### PROBLEM REQUIREMENTS
Take the lines in the entries below, starting at the line that contains "suggestion-name: Anna Black" and stopping after the line that contains "interaction-timeline-panel: Interaction Timeline". Set them out as a Markdown table with the columns Row and Line, numbering each row and omitting any blank lines.

++++ MATERIAL PROVIDED ++++

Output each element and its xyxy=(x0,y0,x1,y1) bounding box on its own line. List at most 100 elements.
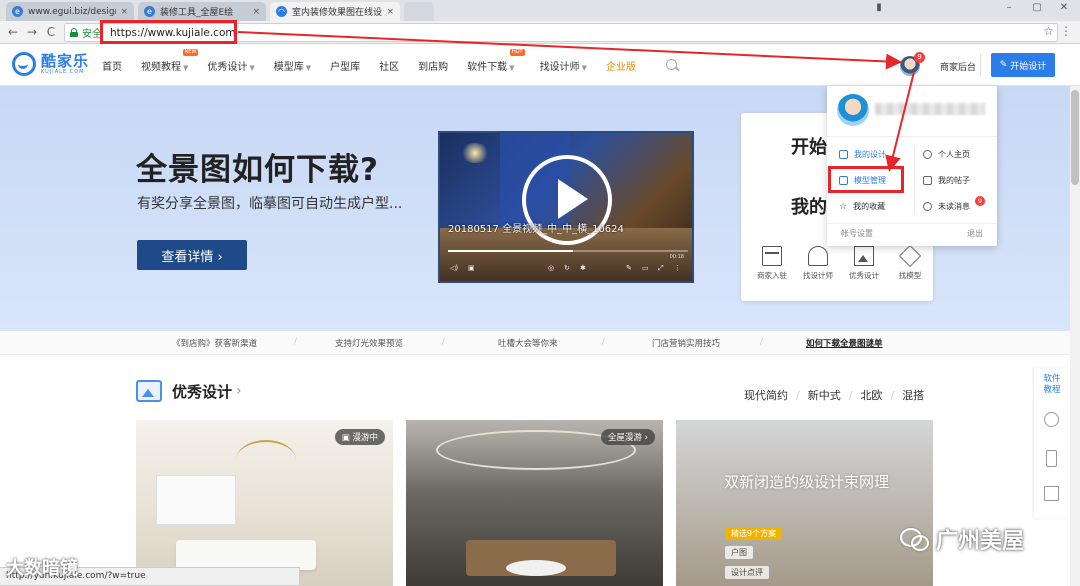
browser-tab-1[interactable]: e www.egui.biz/design/l × xyxy=(6,2,134,21)
maximize-icon[interactable]: ▢ xyxy=(1028,2,1046,13)
star-icon: ☆ xyxy=(839,201,848,212)
filter-separator: / xyxy=(890,388,895,402)
volume-icon[interactable]: ◁) xyxy=(450,264,458,272)
whole-house-roaming-badge[interactable]: 全屋漫游 › xyxy=(600,429,655,445)
image-icon xyxy=(854,246,874,266)
video-progress-bar[interactable] xyxy=(448,250,688,252)
tab-title: 室内装修效果图在线设计 xyxy=(292,8,383,18)
menu-item-profile[interactable]: 个人主页 xyxy=(923,149,970,160)
forward-arrow-icon[interactable]: → xyxy=(23,24,41,41)
nav-item-software-download[interactable]: 软件下载 ▼ HOT xyxy=(467,48,525,73)
hero-subtitle: 有奖分享全景图，临摹图可自动生成户型... xyxy=(137,196,403,212)
minimize-icon[interactable]: – xyxy=(1000,2,1018,13)
logout-link[interactable]: 退出 xyxy=(967,228,983,239)
ie-icon: e xyxy=(12,6,23,17)
quick-link-merchant-join[interactable]: 商家入驻 xyxy=(751,246,793,281)
reload-icon[interactable]: C xyxy=(42,24,60,41)
merchant-backend-link[interactable]: 商家后台 xyxy=(940,60,976,73)
video-player[interactable]: 20180517 全景视频_中_中_横_10624 00:18 ◁) ▣ ◎ ↻… xyxy=(438,131,694,283)
browser-tab-strip: e www.egui.biz/design/l × e 装修工具_全屋E绘 × … xyxy=(0,0,1080,21)
nav-item-model-library[interactable]: 模型库 ▼ xyxy=(274,58,311,73)
section-header: 优秀设计 › xyxy=(136,380,242,402)
account-settings-link[interactable]: 帐号设置 xyxy=(841,228,873,239)
ticker-separator: / xyxy=(294,337,297,347)
window-close-icon[interactable]: ✕ xyxy=(1055,2,1073,13)
new-tab-button[interactable] xyxy=(404,2,434,21)
customer-service-icon[interactable] xyxy=(1044,412,1059,427)
unread-badge: 9 xyxy=(975,196,985,206)
nav-item-enterprise[interactable]: 企业版 xyxy=(606,58,636,73)
user-icon xyxy=(923,150,932,159)
menu-item-unread-messages[interactable]: 未读消息 xyxy=(923,201,970,212)
software-tutorial-link[interactable]: 软件教程 xyxy=(1041,374,1063,396)
pip-icon[interactable]: ▭ xyxy=(642,264,649,272)
card-scene-tv-wall xyxy=(156,475,236,525)
nav-item-excellent-design[interactable]: 优秀设计 ▼ xyxy=(207,58,254,73)
browser-menu-icon[interactable]: ⋮ xyxy=(1060,24,1072,38)
nav-item-store-shopping[interactable]: 到店购 xyxy=(418,58,448,73)
badge-label: 漫游中 xyxy=(352,433,378,443)
quick-link-excellent-design[interactable]: 优秀设计 xyxy=(843,246,885,281)
box-icon xyxy=(898,244,922,268)
ticker-item[interactable]: 如何下载全景图谜单 xyxy=(806,337,883,349)
close-icon[interactable]: × xyxy=(252,7,260,17)
design-card[interactable]: ▣ 漫游中 xyxy=(136,420,393,586)
back-arrow-icon[interactable]: ← xyxy=(4,24,22,41)
mobile-icon[interactable] xyxy=(1046,450,1057,467)
nav-item-find-designer[interactable]: 找设计师 ▼ xyxy=(540,58,587,73)
fullscreen-icon[interactable]: ⤢ xyxy=(658,264,664,273)
menu-item-my-designs[interactable]: 我的设计 xyxy=(839,149,886,160)
site-logo[interactable]: 酷家乐 KUJIALE.COM xyxy=(12,52,89,76)
screenshot-icon[interactable]: ▣ xyxy=(468,264,475,272)
ticker-item[interactable]: 支持灯光效果预览 xyxy=(335,337,403,349)
rotate-icon[interactable]: ↻ xyxy=(564,264,570,272)
filter-nordic[interactable]: 北欧 xyxy=(860,387,882,403)
filter-new-chinese[interactable]: 新中式 xyxy=(808,387,841,403)
menu-item-model-management[interactable]: 模型管理 xyxy=(839,175,886,186)
nav-label: 社区 xyxy=(379,61,400,73)
chevron-right-icon[interactable]: › xyxy=(236,383,242,399)
close-icon[interactable]: × xyxy=(120,7,128,17)
browser-tab-3[interactable]: ◠ 室内装修效果图在线设计 × xyxy=(270,2,400,21)
menu-item-favorites[interactable]: ☆ 我的收藏 xyxy=(839,201,885,212)
ticker-item[interactable]: 吐槽大会等你来 xyxy=(498,337,558,349)
menu-item-my-posts[interactable]: 我的帖子 xyxy=(923,175,970,186)
design-icon xyxy=(839,150,848,159)
section-title[interactable]: 优秀设计 xyxy=(172,381,232,402)
start-design-button[interactable]: ✎ 开始设计 xyxy=(991,53,1055,77)
edit-icon[interactable]: ✎ xyxy=(626,264,632,272)
nav-item-floorplans[interactable]: 户型库 xyxy=(330,58,360,73)
avatar[interactable] xyxy=(837,94,869,126)
quick-link-find-model[interactable]: 找模型 xyxy=(889,244,931,281)
bookmark-star-icon[interactable]: ☆ xyxy=(1043,24,1054,38)
designer-icon xyxy=(808,246,828,266)
view-details-button[interactable]: 查看详情 › xyxy=(137,240,247,270)
settings-icon[interactable]: ✱ xyxy=(580,264,586,272)
quick-link-label: 找设计师 xyxy=(803,271,833,280)
browser-tab-2[interactable]: e 装修工具_全屋E绘 × xyxy=(138,2,266,21)
nav-item-community[interactable]: 社区 xyxy=(379,58,399,73)
hero-title: 全景图如何下载? xyxy=(136,152,379,188)
url-text[interactable]: https://www.kujiale.com xyxy=(110,27,236,39)
filter-mixed[interactable]: 混搭 xyxy=(902,387,924,403)
divider xyxy=(827,136,997,137)
ticker-item[interactable]: 《到店购》获客新渠道 xyxy=(172,337,257,349)
feedback-edit-icon[interactable] xyxy=(1044,486,1059,501)
quick-link-find-designer[interactable]: 找设计师 xyxy=(797,246,839,281)
watermark-text: 广州美屋 xyxy=(936,529,1025,554)
user-icon[interactable]: ▮ xyxy=(870,2,888,13)
design-card[interactable]: 全屋漫游 › xyxy=(406,420,663,586)
design-card[interactable]: 双新闭造的级设计束网理 精选9个方案 户图 设计点评 xyxy=(676,420,933,586)
ticker-item[interactable]: 门店营销实用技巧 xyxy=(652,337,720,349)
search-icon[interactable] xyxy=(666,59,677,70)
nav-label: 优秀设计 xyxy=(207,61,248,73)
scrollbar-thumb[interactable] xyxy=(1071,90,1079,185)
nav-item-home[interactable]: 首页 xyxy=(102,58,122,73)
url-input[interactable]: 安全 https://www.kujiale.com xyxy=(64,23,1058,42)
filter-modern[interactable]: 现代简约 xyxy=(744,387,788,403)
watermark-left: 大数暗镜 xyxy=(6,558,78,579)
vr-icon[interactable]: ◎ xyxy=(548,264,554,272)
nav-item-video-tutorials[interactable]: 视频教程 ▼ NEW xyxy=(141,48,199,73)
more-icon[interactable]: ⋮ xyxy=(674,264,681,272)
close-icon[interactable]: × xyxy=(386,7,394,17)
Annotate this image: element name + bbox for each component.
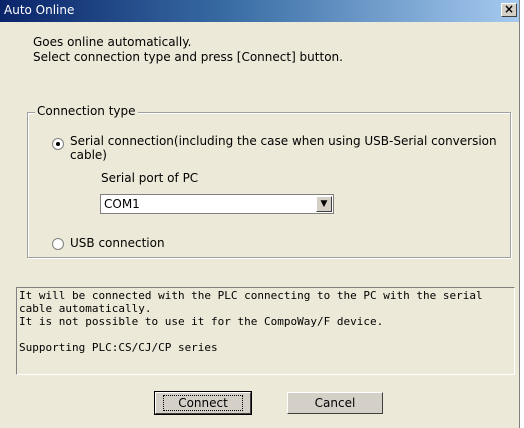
serial-port-select[interactable]: COM1 ▼	[100, 194, 334, 214]
cancel-label: Cancel	[314, 396, 356, 410]
info-line-2: It is not possible to use it for the Com…	[19, 315, 384, 328]
info-line-4: Supporting PLC:CS/CJ/CP series	[19, 341, 218, 354]
intro-line-1: Goes online automatically.	[33, 35, 192, 49]
connect-label: Connect	[163, 395, 243, 411]
intro-line-2: Select connection type and press [Connec…	[33, 50, 343, 64]
connection-type-legend: Connection type	[35, 104, 138, 118]
serial-connection-radio[interactable]	[52, 138, 64, 150]
cancel-button[interactable]: Cancel	[287, 392, 383, 414]
close-button[interactable]: ×	[501, 3, 517, 17]
intro-text: Goes online automatically. Select connec…	[33, 35, 343, 65]
serial-connection-label[interactable]: Serial connection(including the case whe…	[70, 134, 510, 162]
title-bar[interactable]: Auto Online ×	[0, 0, 519, 22]
close-icon: ×	[503, 2, 515, 16]
usb-connection-label[interactable]: USB connection	[70, 236, 165, 250]
serial-port-label: Serial port of PC	[101, 171, 199, 185]
info-line-1: It will be connected with the PLC connec…	[19, 289, 490, 315]
auto-online-dialog: Auto Online × Goes online automatically.…	[0, 0, 520, 428]
connect-button[interactable]: Connect	[154, 391, 252, 415]
usb-connection-radio[interactable]	[52, 238, 64, 250]
info-panel: It will be connected with the PLC connec…	[16, 287, 515, 375]
info-line-3	[19, 328, 512, 341]
window-title: Auto Online	[4, 3, 75, 17]
serial-port-value: COM1	[104, 197, 140, 211]
chevron-down-icon[interactable]: ▼	[316, 196, 332, 212]
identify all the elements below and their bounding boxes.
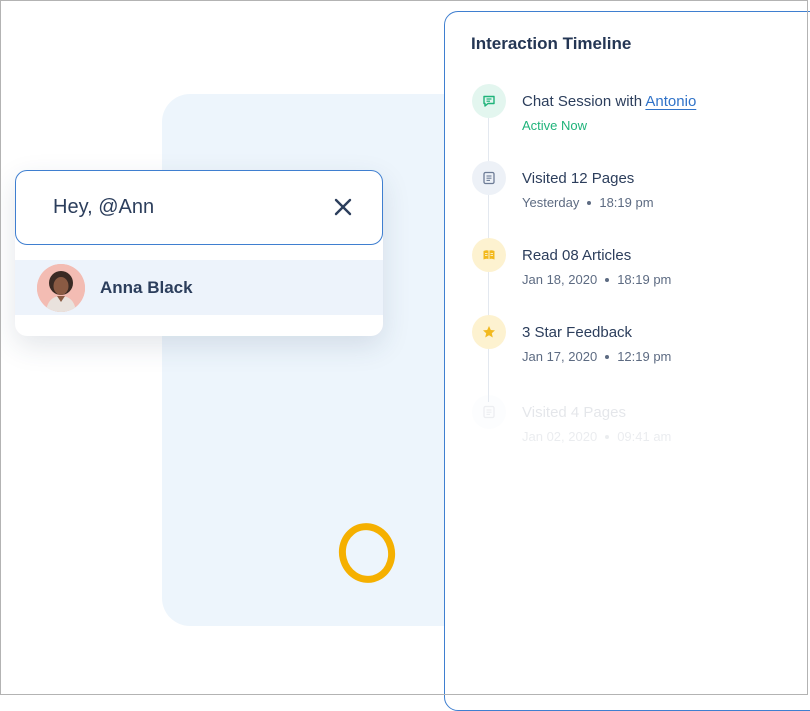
suggestion-name: Anna Black xyxy=(100,278,193,297)
avatar xyxy=(37,264,85,312)
pages-icon xyxy=(472,161,506,195)
timeline-item-title: 3 Star Feedback xyxy=(522,324,633,341)
star-icon xyxy=(472,315,506,349)
timeline-item-meta: Jan 02, 2020 09:41 am xyxy=(522,429,671,444)
status-active: Active Now xyxy=(522,118,588,133)
timeline-item-read-articles: Read 08 Articles Jan 18, 2020 18:19 pm xyxy=(445,238,805,298)
timeline-item-title: Visited 12 Pages xyxy=(522,170,635,187)
timeline-item-time: 18:19 pm xyxy=(599,195,654,210)
close-icon[interactable] xyxy=(332,196,354,218)
timeline-item-meta: Jan 18, 2020 18:19 pm xyxy=(522,272,671,287)
book-icon xyxy=(472,238,506,272)
timeline-item-time: 09:41 am xyxy=(617,429,672,444)
timeline-item-visited-pages-faded: Visited 4 Pages Jan 02, 2020 09:41 am xyxy=(445,395,805,455)
pages-icon xyxy=(472,395,506,429)
timeline-item-time: 12:19 pm xyxy=(617,349,672,364)
timeline-item-date: Jan 17, 2020 xyxy=(522,349,598,364)
timeline-item-date: Jan 18, 2020 xyxy=(522,272,598,287)
timeline-item-date: Yesterday xyxy=(522,195,580,210)
chat-icon xyxy=(472,84,506,118)
interaction-timeline-panel: Interaction Timeline Chat Session with A… xyxy=(444,11,810,711)
timeline-title: Interaction Timeline xyxy=(471,34,632,53)
timeline-item-title: Chat Session with Antonio xyxy=(522,93,696,110)
timeline-item-title: Visited 4 Pages xyxy=(522,404,626,421)
timeline-item-meta: Jan 17, 2020 12:19 pm xyxy=(522,349,671,364)
timeline-item-visited-pages: Visited 12 Pages Yesterday 18:19 pm xyxy=(445,161,805,221)
timeline-item-title: Read 08 Articles xyxy=(522,247,632,264)
timeline-item-feedback: 3 Star Feedback Jan 17, 2020 12:19 pm xyxy=(445,315,805,375)
timeline-item-time: 18:19 pm xyxy=(617,272,672,287)
timeline-item-title-prefix: Chat Session with xyxy=(522,93,643,110)
mention-card: Hey, @Ann Anna Black xyxy=(15,170,383,336)
timeline-item-chat: Chat Session with Antonio Active Now xyxy=(445,84,805,144)
mention-suggestion[interactable]: Anna Black xyxy=(15,260,383,315)
timeline-item-date: Jan 02, 2020 xyxy=(522,429,598,444)
contact-link[interactable]: Antonio xyxy=(645,93,696,110)
mention-input-value: Hey, @Ann xyxy=(53,196,155,218)
timeline-item-meta: Yesterday 18:19 pm xyxy=(522,195,654,210)
mention-input[interactable]: Hey, @Ann xyxy=(15,170,383,245)
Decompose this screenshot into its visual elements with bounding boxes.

++++

### EXERCISE RESULT
| Row | Line |
|---|---|
| 1 | suggestion-name: Anna Black xyxy=(100,278,193,297) |
| 2 | avatar xyxy=(37,264,85,312) |
| 3 | pages-icon xyxy=(472,161,506,195) |
| 4 | timeline-item-title: 3 Star Feedback xyxy=(522,324,633,341) |
| 5 | star-icon xyxy=(472,315,506,349) |
| 6 | timeline-item-meta: Jan 02, 2020 09:41 am xyxy=(522,429,671,444) |
| 7 | status-active: Active Now xyxy=(522,118,588,133) |
| 8 | timeline-item-read-articles: Read 08 Articles Jan 18, 2020 18:19 pm xyxy=(445,238,805,298) |
| 9 | timeline-item-title: Visited 12 Pages xyxy=(522,170,635,187) |
| 10 | timeline-item-time: 18:19 pm xyxy=(599,195,654,210) |
| 11 | close-icon[interactable] xyxy=(332,196,354,218) |
| 12 | timeline-item-meta: Jan 18, 2020 18:19 pm xyxy=(522,272,671,287) |
| 13 | book-icon xyxy=(472,238,506,272) |
| 14 | timeline-item-time: 09:41 am xyxy=(617,429,672,444) |
| 15 | timeline-item-visited-pages-faded: Visited 4 Pages Jan 02, 2020 09:41 am xyxy=(445,395,805,455) |
| 16 | pages-icon xyxy=(472,395,506,429) |
| 17 | timeline-item-time: 12:19 pm xyxy=(617,349,672,364) |
| 18 | timeline-item-date: Jan 17, 2020 xyxy=(522,349,598,364) |
| 19 | timeline-item-date: Jan 18, 2020 xyxy=(522,272,598,287) |
| 20 | timeline-item-date: Yesterday xyxy=(522,195,580,210) |
| 21 | chat-icon xyxy=(472,84,506,118) |
| 22 | interaction-timeline-panel: Interaction Timeline Chat Session with A… xyxy=(444,11,810,711) |